- **Requirements**:
Return the complete listing that follows, with each line reproduced exactly.

***** Provided data

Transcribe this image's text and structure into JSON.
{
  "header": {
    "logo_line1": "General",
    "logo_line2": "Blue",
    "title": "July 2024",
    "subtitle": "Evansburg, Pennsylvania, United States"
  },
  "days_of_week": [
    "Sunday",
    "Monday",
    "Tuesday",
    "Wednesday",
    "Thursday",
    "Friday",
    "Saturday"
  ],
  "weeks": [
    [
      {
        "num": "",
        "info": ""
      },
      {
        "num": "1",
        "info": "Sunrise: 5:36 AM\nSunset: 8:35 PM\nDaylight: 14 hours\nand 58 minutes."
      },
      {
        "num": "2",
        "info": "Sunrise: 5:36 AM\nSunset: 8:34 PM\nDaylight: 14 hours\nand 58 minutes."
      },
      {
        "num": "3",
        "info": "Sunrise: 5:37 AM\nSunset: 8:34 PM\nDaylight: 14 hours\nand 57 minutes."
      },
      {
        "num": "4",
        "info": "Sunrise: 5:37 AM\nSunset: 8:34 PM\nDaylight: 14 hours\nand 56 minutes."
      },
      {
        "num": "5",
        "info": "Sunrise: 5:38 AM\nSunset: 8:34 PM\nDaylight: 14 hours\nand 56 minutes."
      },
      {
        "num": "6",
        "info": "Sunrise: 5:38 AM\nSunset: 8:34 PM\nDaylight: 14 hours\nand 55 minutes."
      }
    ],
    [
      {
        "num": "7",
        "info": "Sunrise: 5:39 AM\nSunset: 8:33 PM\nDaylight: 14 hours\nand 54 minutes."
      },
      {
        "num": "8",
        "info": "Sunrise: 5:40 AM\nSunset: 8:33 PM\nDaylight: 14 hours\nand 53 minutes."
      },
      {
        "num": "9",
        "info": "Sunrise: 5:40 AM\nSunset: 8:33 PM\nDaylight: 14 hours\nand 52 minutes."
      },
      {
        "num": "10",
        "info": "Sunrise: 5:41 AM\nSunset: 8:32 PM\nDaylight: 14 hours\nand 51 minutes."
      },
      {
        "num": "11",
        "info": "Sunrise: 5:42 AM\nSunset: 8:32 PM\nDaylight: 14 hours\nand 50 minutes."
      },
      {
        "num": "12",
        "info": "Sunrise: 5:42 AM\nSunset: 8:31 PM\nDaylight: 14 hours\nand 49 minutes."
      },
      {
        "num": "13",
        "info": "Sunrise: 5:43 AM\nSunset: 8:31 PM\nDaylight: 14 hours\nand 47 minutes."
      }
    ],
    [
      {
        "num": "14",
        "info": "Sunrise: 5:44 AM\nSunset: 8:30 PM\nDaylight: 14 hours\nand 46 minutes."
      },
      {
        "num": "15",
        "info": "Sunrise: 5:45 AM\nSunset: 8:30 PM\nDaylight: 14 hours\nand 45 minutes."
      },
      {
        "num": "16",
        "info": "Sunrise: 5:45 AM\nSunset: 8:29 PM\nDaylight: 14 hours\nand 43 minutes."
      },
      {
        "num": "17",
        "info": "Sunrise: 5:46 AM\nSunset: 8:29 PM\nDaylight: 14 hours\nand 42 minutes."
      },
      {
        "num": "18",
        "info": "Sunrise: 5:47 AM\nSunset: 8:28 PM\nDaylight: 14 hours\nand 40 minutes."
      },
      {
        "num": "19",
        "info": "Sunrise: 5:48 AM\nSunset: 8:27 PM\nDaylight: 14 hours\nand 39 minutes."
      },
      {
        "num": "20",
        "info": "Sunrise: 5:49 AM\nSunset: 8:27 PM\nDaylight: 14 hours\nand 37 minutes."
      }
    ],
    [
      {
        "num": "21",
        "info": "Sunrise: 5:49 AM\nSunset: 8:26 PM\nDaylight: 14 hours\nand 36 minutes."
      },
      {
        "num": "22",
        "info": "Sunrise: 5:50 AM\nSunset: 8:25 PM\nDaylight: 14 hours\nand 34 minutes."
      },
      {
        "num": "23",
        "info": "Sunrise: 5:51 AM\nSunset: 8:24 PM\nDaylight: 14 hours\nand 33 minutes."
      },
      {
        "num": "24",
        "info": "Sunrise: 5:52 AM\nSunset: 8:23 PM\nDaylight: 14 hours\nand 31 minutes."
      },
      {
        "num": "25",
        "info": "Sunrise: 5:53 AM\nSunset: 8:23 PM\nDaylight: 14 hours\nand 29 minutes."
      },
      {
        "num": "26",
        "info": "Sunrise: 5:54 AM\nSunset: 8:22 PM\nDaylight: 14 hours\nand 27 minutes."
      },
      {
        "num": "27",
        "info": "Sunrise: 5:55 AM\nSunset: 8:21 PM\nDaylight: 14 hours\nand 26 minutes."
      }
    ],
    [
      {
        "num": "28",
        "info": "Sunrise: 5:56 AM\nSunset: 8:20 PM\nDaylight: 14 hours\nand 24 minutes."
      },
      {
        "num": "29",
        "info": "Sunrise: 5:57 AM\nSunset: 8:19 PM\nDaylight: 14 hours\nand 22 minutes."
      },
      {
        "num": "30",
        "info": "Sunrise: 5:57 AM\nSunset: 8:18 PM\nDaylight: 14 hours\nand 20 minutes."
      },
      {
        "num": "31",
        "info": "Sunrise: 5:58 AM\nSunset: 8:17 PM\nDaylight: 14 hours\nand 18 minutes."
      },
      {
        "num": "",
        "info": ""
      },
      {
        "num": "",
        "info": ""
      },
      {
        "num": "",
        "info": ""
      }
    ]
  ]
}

**********

- **Written reply**:
Transcribe this image's text and structure into JSON.
{
  "header": {
    "logo_line1": "General",
    "logo_line2": "Blue",
    "title": "July 2024",
    "subtitle": "Evansburg, Pennsylvania, United States"
  },
  "days_of_week": [
    "Sunday",
    "Monday",
    "Tuesday",
    "Wednesday",
    "Thursday",
    "Friday",
    "Saturday"
  ],
  "weeks": [
    [
      {
        "num": "",
        "info": ""
      },
      {
        "num": "1",
        "info": "Sunrise: 5:36 AM\nSunset: 8:35 PM\nDaylight: 14 hours\nand 58 minutes."
      },
      {
        "num": "2",
        "info": "Sunrise: 5:36 AM\nSunset: 8:34 PM\nDaylight: 14 hours\nand 58 minutes."
      },
      {
        "num": "3",
        "info": "Sunrise: 5:37 AM\nSunset: 8:34 PM\nDaylight: 14 hours\nand 57 minutes."
      },
      {
        "num": "4",
        "info": "Sunrise: 5:37 AM\nSunset: 8:34 PM\nDaylight: 14 hours\nand 56 minutes."
      },
      {
        "num": "5",
        "info": "Sunrise: 5:38 AM\nSunset: 8:34 PM\nDaylight: 14 hours\nand 56 minutes."
      },
      {
        "num": "6",
        "info": "Sunrise: 5:38 AM\nSunset: 8:34 PM\nDaylight: 14 hours\nand 55 minutes."
      }
    ],
    [
      {
        "num": "7",
        "info": "Sunrise: 5:39 AM\nSunset: 8:33 PM\nDaylight: 14 hours\nand 54 minutes."
      },
      {
        "num": "8",
        "info": "Sunrise: 5:40 AM\nSunset: 8:33 PM\nDaylight: 14 hours\nand 53 minutes."
      },
      {
        "num": "9",
        "info": "Sunrise: 5:40 AM\nSunset: 8:33 PM\nDaylight: 14 hours\nand 52 minutes."
      },
      {
        "num": "10",
        "info": "Sunrise: 5:41 AM\nSunset: 8:32 PM\nDaylight: 14 hours\nand 51 minutes."
      },
      {
        "num": "11",
        "info": "Sunrise: 5:42 AM\nSunset: 8:32 PM\nDaylight: 14 hours\nand 50 minutes."
      },
      {
        "num": "12",
        "info": "Sunrise: 5:42 AM\nSunset: 8:31 PM\nDaylight: 14 hours\nand 49 minutes."
      },
      {
        "num": "13",
        "info": "Sunrise: 5:43 AM\nSunset: 8:31 PM\nDaylight: 14 hours\nand 47 minutes."
      }
    ],
    [
      {
        "num": "14",
        "info": "Sunrise: 5:44 AM\nSunset: 8:30 PM\nDaylight: 14 hours\nand 46 minutes."
      },
      {
        "num": "15",
        "info": "Sunrise: 5:45 AM\nSunset: 8:30 PM\nDaylight: 14 hours\nand 45 minutes."
      },
      {
        "num": "16",
        "info": "Sunrise: 5:45 AM\nSunset: 8:29 PM\nDaylight: 14 hours\nand 43 minutes."
      },
      {
        "num": "17",
        "info": "Sunrise: 5:46 AM\nSunset: 8:29 PM\nDaylight: 14 hours\nand 42 minutes."
      },
      {
        "num": "18",
        "info": "Sunrise: 5:47 AM\nSunset: 8:28 PM\nDaylight: 14 hours\nand 40 minutes."
      },
      {
        "num": "19",
        "info": "Sunrise: 5:48 AM\nSunset: 8:27 PM\nDaylight: 14 hours\nand 39 minutes."
      },
      {
        "num": "20",
        "info": "Sunrise: 5:49 AM\nSunset: 8:27 PM\nDaylight: 14 hours\nand 37 minutes."
      }
    ],
    [
      {
        "num": "21",
        "info": "Sunrise: 5:49 AM\nSunset: 8:26 PM\nDaylight: 14 hours\nand 36 minutes."
      },
      {
        "num": "22",
        "info": "Sunrise: 5:50 AM\nSunset: 8:25 PM\nDaylight: 14 hours\nand 34 minutes."
      },
      {
        "num": "23",
        "info": "Sunrise: 5:51 AM\nSunset: 8:24 PM\nDaylight: 14 hours\nand 33 minutes."
      },
      {
        "num": "24",
        "info": "Sunrise: 5:52 AM\nSunset: 8:23 PM\nDaylight: 14 hours\nand 31 minutes."
      },
      {
        "num": "25",
        "info": "Sunrise: 5:53 AM\nSunset: 8:23 PM\nDaylight: 14 hours\nand 29 minutes."
      },
      {
        "num": "26",
        "info": "Sunrise: 5:54 AM\nSunset: 8:22 PM\nDaylight: 14 hours\nand 27 minutes."
      },
      {
        "num": "27",
        "info": "Sunrise: 5:55 AM\nSunset: 8:21 PM\nDaylight: 14 hours\nand 26 minutes."
      }
    ],
    [
      {
        "num": "28",
        "info": "Sunrise: 5:56 AM\nSunset: 8:20 PM\nDaylight: 14 hours\nand 24 minutes."
      },
      {
        "num": "29",
        "info": "Sunrise: 5:57 AM\nSunset: 8:19 PM\nDaylight: 14 hours\nand 22 minutes."
      },
      {
        "num": "30",
        "info": "Sunrise: 5:57 AM\nSunset: 8:18 PM\nDaylight: 14 hours\nand 20 minutes."
      },
      {
        "num": "31",
        "info": "Sunrise: 5:58 AM\nSunset: 8:17 PM\nDaylight: 14 hours\nand 18 minutes."
      },
      {
        "num": "",
        "info": ""
      },
      {
        "num": "",
        "info": ""
      },
      {
        "num": "",
        "info": ""
      }
    ]
  ]
}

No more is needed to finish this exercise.